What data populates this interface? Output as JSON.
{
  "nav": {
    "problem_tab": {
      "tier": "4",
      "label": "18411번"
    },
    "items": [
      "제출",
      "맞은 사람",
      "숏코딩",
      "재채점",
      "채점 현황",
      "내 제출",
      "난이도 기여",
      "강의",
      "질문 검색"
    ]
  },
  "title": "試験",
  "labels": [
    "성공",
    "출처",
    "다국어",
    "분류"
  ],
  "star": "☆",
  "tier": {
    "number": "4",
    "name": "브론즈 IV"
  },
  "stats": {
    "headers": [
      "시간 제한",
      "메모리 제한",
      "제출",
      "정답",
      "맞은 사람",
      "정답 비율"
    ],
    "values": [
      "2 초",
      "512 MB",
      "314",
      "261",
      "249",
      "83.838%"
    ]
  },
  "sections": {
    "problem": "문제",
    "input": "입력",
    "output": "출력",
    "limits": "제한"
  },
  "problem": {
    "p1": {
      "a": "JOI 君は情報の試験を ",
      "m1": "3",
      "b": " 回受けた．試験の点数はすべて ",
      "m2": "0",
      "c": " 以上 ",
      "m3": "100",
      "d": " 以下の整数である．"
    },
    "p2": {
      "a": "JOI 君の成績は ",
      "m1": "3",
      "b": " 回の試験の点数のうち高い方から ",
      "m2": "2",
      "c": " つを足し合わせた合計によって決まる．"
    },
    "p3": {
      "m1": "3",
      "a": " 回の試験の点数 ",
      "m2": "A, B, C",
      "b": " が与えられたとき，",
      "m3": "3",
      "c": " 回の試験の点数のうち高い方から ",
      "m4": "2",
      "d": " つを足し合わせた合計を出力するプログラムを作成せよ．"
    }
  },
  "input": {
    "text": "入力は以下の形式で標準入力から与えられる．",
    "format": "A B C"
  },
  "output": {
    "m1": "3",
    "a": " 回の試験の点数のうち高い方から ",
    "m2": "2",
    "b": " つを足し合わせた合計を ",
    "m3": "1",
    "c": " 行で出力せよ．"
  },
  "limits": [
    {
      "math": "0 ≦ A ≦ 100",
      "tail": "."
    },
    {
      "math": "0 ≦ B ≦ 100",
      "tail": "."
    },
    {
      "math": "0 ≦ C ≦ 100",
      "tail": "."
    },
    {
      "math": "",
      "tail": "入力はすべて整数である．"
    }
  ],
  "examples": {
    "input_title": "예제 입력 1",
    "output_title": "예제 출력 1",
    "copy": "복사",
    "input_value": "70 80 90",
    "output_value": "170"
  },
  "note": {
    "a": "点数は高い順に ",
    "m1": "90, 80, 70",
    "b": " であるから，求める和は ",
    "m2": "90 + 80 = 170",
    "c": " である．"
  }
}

★ ★ ★

_Your goal_:
Retype the whole listing above exactly.

_The response_:
What data populates this interface? Output as JSON.
{
  "nav": {
    "problem_tab": {
      "tier": "4",
      "label": "18411번"
    },
    "items": [
      "제출",
      "맞은 사람",
      "숏코딩",
      "재채점",
      "채점 현황",
      "내 제출",
      "난이도 기여",
      "강의",
      "질문 검색"
    ]
  },
  "title": "試験",
  "labels": [
    "성공",
    "출처",
    "다국어",
    "분류"
  ],
  "star": "☆",
  "tier": {
    "number": "4",
    "name": "브론즈 IV"
  },
  "stats": {
    "headers": [
      "시간 제한",
      "메모리 제한",
      "제출",
      "정답",
      "맞은 사람",
      "정답 비율"
    ],
    "values": [
      "2 초",
      "512 MB",
      "314",
      "261",
      "249",
      "83.838%"
    ]
  },
  "sections": {
    "problem": "문제",
    "input": "입력",
    "output": "출력",
    "limits": "제한"
  },
  "problem": {
    "p1": {
      "a": "JOI 君は情報の試験を ",
      "m1": "3",
      "b": " 回受けた．試験の点数はすべて ",
      "m2": "0",
      "c": " 以上 ",
      "m3": "100",
      "d": " 以下の整数である．"
    },
    "p2": {
      "a": "JOI 君の成績は ",
      "m1": "3",
      "b": " 回の試験の点数のうち高い方から ",
      "m2": "2",
      "c": " つを足し合わせた合計によって決まる．"
    },
    "p3": {
      "m1": "3",
      "a": " 回の試験の点数 ",
      "m2": "A, B, C",
      "b": " が与えられたとき，",
      "m3": "3",
      "c": " 回の試験の点数のうち高い方から ",
      "m4": "2",
      "d": " つを足し合わせた合計を出力するプログラムを作成せよ．"
    }
  },
  "input": {
    "text": "入力は以下の形式で標準入力から与えられる．",
    "format": "A B C"
  },
  "output": {
    "m1": "3",
    "a": " 回の試験の点数のうち高い方から ",
    "m2": "2",
    "b": " つを足し合わせた合計を ",
    "m3": "1",
    "c": " 行で出力せよ．"
  },
  "limits": [
    {
      "math": "0 ≦ A ≦ 100",
      "tail": "."
    },
    {
      "math": "0 ≦ B ≦ 100",
      "tail": "."
    },
    {
      "math": "0 ≦ C ≦ 100",
      "tail": "."
    },
    {
      "math": "",
      "tail": "入力はすべて整数である．"
    }
  ],
  "examples": {
    "input_title": "예제 입력 1",
    "output_title": "예제 출력 1",
    "copy": "복사",
    "input_value": "70 80 90",
    "output_value": "170"
  },
  "note": {
    "a": "点数は高い順に ",
    "m1": "90, 80, 70",
    "b": " であるから，求める和は ",
    "m2": "90 + 80 = 170",
    "c": " である．"
  }
}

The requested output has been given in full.